---- Data lines

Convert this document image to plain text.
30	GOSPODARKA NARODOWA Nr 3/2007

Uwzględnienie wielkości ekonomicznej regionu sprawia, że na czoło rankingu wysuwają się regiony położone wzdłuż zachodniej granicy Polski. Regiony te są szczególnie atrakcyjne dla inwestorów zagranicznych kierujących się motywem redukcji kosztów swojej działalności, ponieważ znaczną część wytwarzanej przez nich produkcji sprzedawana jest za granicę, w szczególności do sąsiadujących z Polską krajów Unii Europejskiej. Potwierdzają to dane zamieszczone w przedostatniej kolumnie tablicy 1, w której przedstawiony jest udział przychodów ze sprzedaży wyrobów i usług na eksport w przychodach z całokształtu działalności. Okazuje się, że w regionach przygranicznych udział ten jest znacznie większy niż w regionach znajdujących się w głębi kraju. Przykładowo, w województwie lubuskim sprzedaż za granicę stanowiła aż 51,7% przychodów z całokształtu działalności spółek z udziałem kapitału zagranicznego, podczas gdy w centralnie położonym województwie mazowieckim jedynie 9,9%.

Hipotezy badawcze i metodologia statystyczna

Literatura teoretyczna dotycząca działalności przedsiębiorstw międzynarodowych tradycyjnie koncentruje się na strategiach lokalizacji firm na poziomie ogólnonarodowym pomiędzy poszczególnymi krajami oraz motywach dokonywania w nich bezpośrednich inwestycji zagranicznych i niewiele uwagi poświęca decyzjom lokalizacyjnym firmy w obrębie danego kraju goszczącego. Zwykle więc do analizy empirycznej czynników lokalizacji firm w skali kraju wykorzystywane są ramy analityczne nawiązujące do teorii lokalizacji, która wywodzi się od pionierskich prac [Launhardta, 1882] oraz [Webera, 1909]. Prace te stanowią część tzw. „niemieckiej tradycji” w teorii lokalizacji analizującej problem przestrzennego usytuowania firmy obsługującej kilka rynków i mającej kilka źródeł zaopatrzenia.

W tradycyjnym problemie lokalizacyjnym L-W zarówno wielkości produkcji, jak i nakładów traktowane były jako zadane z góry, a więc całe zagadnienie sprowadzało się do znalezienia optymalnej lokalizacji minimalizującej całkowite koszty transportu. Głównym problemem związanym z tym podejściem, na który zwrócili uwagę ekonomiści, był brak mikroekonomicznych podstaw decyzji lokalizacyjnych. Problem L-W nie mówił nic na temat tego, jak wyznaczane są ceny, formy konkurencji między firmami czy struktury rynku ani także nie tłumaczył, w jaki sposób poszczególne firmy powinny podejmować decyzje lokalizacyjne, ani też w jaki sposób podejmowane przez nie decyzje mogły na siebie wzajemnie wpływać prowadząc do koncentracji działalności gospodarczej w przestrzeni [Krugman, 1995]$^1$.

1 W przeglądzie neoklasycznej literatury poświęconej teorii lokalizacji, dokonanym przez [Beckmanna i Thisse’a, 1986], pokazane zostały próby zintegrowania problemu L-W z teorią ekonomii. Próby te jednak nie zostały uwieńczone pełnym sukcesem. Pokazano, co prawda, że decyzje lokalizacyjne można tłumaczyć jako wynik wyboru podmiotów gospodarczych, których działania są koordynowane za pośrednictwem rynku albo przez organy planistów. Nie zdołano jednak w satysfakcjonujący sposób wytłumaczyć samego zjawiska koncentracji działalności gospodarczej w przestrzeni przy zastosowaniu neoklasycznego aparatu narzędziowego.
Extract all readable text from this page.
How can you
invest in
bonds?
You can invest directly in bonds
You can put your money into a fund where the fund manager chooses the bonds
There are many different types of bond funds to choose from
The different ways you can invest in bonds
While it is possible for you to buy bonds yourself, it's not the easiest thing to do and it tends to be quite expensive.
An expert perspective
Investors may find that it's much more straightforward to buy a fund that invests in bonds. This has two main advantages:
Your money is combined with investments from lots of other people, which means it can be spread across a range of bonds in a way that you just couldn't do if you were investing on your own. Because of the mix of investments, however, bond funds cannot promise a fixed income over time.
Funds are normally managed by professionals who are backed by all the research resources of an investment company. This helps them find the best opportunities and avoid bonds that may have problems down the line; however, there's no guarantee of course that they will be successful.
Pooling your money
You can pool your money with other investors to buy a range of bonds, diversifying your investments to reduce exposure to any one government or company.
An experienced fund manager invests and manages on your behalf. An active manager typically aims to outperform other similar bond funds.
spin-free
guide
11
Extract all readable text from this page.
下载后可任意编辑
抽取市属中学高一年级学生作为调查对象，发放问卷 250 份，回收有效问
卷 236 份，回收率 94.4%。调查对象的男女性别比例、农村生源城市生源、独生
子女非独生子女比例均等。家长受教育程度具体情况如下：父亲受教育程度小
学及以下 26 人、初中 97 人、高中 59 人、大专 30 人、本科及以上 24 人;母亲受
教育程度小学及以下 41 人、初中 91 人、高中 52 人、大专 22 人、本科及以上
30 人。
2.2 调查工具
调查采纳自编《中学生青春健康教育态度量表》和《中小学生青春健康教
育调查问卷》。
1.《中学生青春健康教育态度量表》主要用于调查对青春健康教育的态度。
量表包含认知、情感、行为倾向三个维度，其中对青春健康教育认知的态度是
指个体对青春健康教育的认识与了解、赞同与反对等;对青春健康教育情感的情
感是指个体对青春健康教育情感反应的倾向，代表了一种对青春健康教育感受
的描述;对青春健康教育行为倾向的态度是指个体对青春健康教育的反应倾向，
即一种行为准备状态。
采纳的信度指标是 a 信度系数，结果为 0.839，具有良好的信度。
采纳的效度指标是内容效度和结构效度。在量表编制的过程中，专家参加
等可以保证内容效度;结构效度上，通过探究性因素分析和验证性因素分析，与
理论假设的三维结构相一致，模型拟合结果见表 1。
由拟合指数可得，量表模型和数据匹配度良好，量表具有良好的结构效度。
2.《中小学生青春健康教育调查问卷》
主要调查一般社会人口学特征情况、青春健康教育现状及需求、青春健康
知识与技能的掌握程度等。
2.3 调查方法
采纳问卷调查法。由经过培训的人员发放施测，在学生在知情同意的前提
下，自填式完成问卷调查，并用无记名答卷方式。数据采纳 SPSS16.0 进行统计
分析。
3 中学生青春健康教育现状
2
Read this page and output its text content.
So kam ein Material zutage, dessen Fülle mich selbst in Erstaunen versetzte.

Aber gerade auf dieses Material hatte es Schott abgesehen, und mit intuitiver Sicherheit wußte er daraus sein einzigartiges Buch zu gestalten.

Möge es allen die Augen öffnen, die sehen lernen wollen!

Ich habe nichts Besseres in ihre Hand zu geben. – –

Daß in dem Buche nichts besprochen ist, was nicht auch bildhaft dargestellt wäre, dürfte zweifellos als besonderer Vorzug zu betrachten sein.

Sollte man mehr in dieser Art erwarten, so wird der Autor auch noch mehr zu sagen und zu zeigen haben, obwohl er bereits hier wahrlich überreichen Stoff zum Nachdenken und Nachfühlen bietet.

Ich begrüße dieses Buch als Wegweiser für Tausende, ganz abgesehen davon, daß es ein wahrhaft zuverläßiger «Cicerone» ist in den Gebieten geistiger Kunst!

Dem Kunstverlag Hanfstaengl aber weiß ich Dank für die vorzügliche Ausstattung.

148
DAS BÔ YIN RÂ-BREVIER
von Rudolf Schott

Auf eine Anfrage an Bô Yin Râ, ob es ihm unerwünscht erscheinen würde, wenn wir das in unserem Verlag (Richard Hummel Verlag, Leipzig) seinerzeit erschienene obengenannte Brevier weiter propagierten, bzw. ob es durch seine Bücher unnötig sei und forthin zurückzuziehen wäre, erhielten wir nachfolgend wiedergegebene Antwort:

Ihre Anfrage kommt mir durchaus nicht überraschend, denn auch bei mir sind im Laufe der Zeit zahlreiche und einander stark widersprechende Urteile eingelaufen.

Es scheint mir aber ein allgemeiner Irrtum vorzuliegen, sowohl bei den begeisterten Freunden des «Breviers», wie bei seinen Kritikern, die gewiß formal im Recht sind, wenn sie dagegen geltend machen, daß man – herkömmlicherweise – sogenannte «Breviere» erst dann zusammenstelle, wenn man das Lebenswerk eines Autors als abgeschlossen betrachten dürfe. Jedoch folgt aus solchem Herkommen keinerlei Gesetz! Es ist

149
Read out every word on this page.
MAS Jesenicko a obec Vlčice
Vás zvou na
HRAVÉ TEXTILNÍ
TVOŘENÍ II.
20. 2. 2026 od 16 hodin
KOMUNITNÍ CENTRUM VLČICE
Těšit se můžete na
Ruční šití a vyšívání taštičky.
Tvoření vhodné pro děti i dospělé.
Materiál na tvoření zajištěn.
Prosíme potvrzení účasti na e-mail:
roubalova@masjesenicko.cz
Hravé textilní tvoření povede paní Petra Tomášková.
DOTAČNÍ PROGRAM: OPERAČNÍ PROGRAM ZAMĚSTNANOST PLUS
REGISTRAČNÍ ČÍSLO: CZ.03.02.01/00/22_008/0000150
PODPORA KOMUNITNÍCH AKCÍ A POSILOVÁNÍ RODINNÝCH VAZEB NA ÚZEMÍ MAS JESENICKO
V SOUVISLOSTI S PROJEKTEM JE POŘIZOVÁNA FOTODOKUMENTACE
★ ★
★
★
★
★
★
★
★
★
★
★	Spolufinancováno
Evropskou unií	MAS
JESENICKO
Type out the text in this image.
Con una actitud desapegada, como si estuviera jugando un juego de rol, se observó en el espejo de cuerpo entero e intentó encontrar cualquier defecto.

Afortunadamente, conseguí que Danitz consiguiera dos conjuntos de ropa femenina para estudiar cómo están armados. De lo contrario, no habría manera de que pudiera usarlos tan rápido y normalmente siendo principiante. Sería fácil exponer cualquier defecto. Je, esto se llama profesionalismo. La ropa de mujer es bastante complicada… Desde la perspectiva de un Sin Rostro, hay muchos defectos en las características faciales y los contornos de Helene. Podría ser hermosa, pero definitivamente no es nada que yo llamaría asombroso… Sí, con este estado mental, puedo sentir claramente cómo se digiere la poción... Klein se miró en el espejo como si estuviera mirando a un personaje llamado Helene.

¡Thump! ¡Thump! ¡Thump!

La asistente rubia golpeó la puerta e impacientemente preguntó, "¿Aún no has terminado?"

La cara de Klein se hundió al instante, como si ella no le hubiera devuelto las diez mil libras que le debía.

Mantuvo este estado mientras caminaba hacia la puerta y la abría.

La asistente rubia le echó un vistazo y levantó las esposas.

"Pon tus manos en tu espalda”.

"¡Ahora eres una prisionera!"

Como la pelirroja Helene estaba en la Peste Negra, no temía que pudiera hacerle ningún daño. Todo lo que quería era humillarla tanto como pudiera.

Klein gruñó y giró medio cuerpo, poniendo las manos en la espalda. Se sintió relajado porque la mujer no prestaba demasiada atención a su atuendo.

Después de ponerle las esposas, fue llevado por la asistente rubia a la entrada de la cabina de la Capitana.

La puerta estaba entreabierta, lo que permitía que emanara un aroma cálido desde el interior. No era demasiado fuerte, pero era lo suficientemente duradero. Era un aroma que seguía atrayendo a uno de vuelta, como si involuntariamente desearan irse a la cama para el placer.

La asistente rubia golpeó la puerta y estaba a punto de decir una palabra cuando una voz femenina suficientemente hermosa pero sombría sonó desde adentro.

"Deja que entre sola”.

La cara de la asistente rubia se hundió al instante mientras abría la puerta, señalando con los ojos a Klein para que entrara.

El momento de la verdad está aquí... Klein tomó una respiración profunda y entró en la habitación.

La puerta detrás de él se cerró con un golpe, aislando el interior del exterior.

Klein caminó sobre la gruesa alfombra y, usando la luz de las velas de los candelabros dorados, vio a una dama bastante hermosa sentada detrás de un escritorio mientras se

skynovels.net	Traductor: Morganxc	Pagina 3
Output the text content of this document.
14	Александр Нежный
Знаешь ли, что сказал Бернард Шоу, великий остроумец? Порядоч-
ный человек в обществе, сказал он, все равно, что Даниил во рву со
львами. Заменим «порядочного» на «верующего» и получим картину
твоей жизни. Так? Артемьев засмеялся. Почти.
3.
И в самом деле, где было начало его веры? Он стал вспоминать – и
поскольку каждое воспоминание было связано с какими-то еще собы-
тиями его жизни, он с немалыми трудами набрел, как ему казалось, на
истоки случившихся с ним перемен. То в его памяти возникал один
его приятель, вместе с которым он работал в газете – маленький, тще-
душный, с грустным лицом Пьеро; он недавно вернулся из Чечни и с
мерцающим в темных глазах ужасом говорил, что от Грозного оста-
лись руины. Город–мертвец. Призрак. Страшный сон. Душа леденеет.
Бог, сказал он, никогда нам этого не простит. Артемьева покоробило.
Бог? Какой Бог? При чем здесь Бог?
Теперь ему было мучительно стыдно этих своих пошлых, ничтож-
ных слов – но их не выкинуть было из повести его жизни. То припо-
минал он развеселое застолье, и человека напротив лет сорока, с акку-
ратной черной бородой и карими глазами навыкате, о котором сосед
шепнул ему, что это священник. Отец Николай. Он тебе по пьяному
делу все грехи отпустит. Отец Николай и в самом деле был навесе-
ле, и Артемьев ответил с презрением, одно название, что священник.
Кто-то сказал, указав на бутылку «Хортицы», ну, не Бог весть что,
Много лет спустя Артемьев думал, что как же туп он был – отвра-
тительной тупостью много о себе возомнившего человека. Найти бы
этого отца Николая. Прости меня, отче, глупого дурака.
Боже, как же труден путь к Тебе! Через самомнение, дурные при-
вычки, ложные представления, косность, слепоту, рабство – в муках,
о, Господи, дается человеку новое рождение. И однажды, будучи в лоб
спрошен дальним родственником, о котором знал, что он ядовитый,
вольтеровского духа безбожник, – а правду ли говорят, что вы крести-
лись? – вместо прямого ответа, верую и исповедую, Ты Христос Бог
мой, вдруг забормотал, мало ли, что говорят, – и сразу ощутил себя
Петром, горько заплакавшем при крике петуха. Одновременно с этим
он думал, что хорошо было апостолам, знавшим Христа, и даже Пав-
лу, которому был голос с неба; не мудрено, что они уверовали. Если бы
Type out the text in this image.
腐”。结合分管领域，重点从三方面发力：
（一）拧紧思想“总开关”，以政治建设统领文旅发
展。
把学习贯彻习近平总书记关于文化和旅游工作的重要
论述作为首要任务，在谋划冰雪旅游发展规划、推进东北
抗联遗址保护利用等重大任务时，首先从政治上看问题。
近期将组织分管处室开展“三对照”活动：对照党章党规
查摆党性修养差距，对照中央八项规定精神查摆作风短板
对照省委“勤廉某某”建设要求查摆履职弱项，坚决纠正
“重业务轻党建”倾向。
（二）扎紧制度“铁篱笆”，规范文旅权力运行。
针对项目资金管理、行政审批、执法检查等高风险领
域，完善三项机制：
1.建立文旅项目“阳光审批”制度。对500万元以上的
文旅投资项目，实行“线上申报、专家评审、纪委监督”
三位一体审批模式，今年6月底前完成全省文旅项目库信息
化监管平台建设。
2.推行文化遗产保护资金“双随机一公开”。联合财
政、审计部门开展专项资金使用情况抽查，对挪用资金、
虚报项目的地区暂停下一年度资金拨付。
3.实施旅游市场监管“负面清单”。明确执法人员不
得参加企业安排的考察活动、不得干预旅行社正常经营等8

--------

Requirement ->
Look for "esposas" and pull out every line that has it.

Full answer ->
La asistente rubia le echó un vistazo y levantó las esposas.
Después de ponerle las esposas, fue llevado por la asistente rubia a la entrada de la cabina de la Capitana.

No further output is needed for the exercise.